* **OBJECTIVE**
Select, from the material below, each line with "JSON" in it.

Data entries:
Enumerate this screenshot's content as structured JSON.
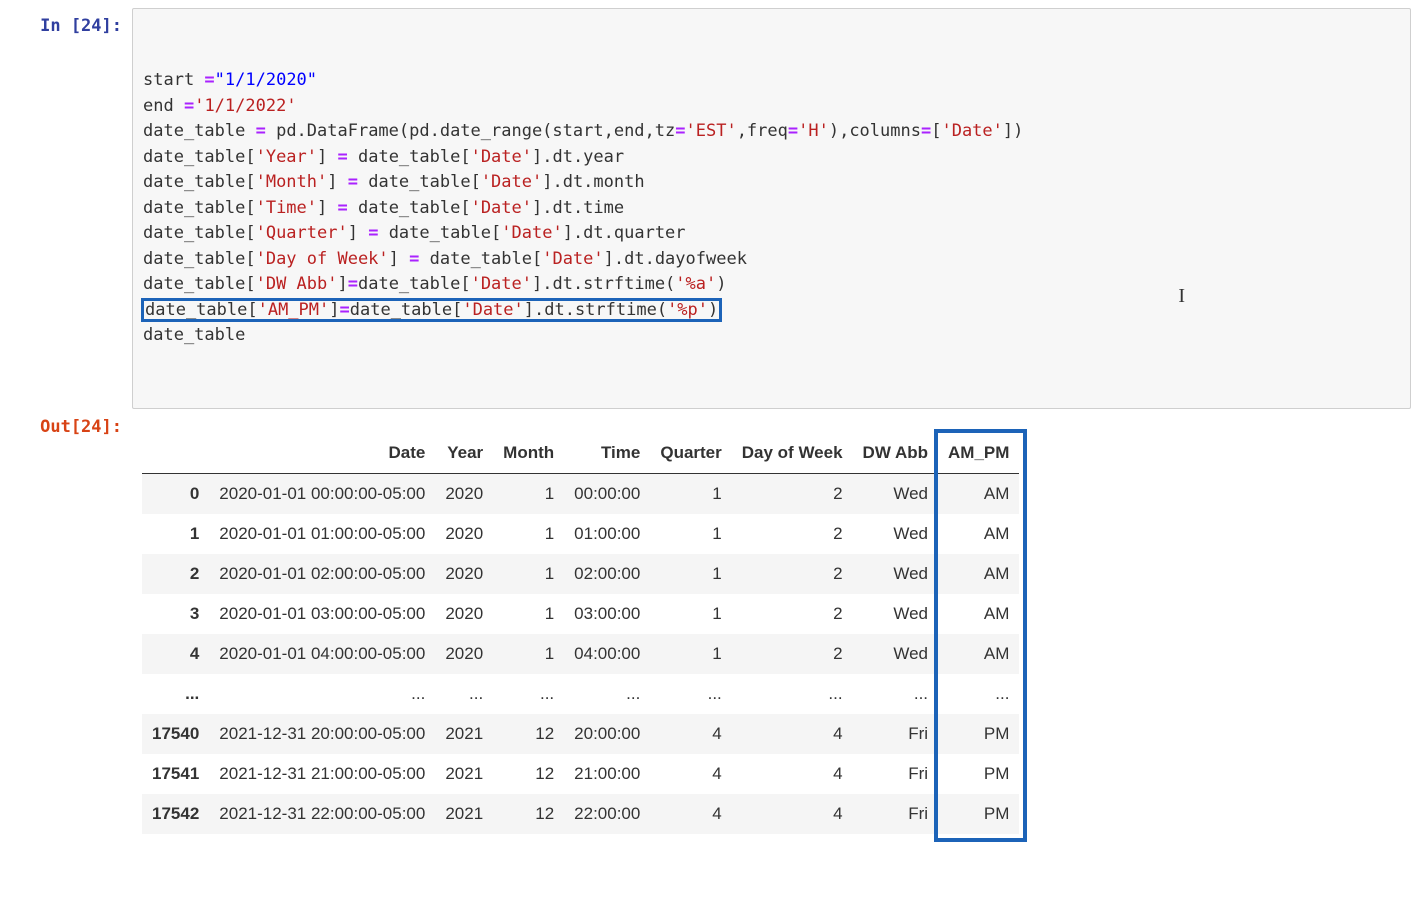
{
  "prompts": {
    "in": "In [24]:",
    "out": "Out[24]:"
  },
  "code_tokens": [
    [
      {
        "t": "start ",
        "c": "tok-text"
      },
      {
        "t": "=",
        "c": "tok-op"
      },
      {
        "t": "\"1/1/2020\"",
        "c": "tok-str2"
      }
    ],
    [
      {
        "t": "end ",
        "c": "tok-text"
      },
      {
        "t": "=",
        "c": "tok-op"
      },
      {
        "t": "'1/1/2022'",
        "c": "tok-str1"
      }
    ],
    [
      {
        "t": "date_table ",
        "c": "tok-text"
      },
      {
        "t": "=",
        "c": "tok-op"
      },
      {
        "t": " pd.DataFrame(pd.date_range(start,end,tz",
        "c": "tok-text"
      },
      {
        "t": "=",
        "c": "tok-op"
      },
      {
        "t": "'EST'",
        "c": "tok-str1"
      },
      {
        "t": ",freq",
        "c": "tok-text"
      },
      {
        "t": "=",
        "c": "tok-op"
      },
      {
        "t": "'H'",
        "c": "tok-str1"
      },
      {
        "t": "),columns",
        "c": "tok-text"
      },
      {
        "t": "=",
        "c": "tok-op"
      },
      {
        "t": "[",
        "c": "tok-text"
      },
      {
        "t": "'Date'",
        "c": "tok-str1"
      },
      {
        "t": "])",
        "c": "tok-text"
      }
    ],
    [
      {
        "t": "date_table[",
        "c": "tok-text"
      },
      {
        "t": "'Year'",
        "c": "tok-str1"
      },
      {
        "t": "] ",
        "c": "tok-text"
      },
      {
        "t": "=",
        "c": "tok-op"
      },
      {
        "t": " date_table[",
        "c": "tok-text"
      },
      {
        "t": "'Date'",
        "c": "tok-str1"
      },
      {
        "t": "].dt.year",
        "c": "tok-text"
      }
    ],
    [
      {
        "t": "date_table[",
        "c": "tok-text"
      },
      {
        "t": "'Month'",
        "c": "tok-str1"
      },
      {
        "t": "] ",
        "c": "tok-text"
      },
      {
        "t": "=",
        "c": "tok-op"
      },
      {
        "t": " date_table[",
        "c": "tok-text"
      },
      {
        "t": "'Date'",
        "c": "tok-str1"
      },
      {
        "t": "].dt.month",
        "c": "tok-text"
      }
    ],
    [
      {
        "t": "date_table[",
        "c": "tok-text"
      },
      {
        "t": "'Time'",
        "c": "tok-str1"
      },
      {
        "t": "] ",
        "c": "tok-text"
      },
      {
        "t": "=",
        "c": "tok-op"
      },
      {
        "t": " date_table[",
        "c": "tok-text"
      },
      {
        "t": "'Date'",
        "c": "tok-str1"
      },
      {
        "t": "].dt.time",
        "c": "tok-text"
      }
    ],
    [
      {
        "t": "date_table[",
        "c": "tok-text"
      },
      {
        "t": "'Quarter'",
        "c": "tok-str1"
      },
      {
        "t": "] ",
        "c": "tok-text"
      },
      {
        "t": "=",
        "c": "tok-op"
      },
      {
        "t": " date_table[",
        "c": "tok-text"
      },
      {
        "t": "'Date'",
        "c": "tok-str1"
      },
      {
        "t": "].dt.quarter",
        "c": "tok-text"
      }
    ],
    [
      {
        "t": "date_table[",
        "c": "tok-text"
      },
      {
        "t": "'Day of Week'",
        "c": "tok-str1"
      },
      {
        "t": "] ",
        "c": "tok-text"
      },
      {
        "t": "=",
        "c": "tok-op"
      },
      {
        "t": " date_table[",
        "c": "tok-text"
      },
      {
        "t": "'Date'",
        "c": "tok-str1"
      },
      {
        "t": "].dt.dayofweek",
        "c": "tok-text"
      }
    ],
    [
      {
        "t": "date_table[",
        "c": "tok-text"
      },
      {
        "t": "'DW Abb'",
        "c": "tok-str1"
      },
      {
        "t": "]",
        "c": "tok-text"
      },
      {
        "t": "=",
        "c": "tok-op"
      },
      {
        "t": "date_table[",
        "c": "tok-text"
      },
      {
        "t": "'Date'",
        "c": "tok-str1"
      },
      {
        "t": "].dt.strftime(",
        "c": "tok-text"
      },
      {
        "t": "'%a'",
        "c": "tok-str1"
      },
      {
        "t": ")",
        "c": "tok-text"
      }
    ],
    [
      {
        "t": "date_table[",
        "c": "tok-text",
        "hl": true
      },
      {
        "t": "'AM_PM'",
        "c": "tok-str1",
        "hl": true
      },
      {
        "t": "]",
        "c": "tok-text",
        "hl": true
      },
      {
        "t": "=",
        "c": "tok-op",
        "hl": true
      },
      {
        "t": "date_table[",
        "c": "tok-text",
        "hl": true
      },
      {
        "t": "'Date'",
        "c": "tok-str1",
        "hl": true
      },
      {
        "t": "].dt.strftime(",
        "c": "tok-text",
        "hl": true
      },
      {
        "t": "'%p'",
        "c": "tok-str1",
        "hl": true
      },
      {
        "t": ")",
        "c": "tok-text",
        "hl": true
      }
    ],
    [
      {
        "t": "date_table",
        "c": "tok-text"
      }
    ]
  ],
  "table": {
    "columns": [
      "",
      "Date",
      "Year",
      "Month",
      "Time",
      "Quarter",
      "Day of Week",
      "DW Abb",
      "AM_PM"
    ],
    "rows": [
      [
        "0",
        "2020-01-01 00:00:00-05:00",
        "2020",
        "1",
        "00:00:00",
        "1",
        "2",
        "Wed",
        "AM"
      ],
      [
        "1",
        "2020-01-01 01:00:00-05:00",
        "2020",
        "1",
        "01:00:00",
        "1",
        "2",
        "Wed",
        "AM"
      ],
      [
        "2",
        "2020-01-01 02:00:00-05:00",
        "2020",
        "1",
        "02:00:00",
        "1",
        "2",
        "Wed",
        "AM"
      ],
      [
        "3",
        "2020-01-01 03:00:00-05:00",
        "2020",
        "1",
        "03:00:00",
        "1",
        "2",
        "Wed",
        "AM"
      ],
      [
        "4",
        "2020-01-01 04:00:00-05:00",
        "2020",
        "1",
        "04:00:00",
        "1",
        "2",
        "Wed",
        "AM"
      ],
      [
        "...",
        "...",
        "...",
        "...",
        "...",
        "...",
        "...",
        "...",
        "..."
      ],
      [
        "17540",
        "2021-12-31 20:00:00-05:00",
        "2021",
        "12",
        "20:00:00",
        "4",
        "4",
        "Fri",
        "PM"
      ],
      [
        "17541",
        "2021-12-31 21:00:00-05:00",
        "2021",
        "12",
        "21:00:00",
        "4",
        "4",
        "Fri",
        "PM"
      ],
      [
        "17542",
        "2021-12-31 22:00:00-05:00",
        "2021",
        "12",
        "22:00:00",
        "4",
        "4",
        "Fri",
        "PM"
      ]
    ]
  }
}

--

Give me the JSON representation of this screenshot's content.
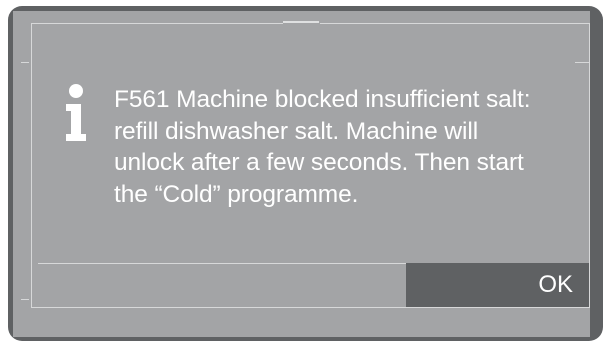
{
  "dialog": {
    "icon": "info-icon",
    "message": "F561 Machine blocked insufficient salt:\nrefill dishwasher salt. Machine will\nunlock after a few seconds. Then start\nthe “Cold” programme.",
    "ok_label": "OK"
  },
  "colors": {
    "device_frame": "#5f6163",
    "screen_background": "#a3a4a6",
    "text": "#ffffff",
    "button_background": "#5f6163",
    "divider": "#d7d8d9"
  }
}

* **EXERCISE SOLUTION**
Enumerate this screenshot's content as structured JSON.
Give me the JSON representation of this screenshot's content.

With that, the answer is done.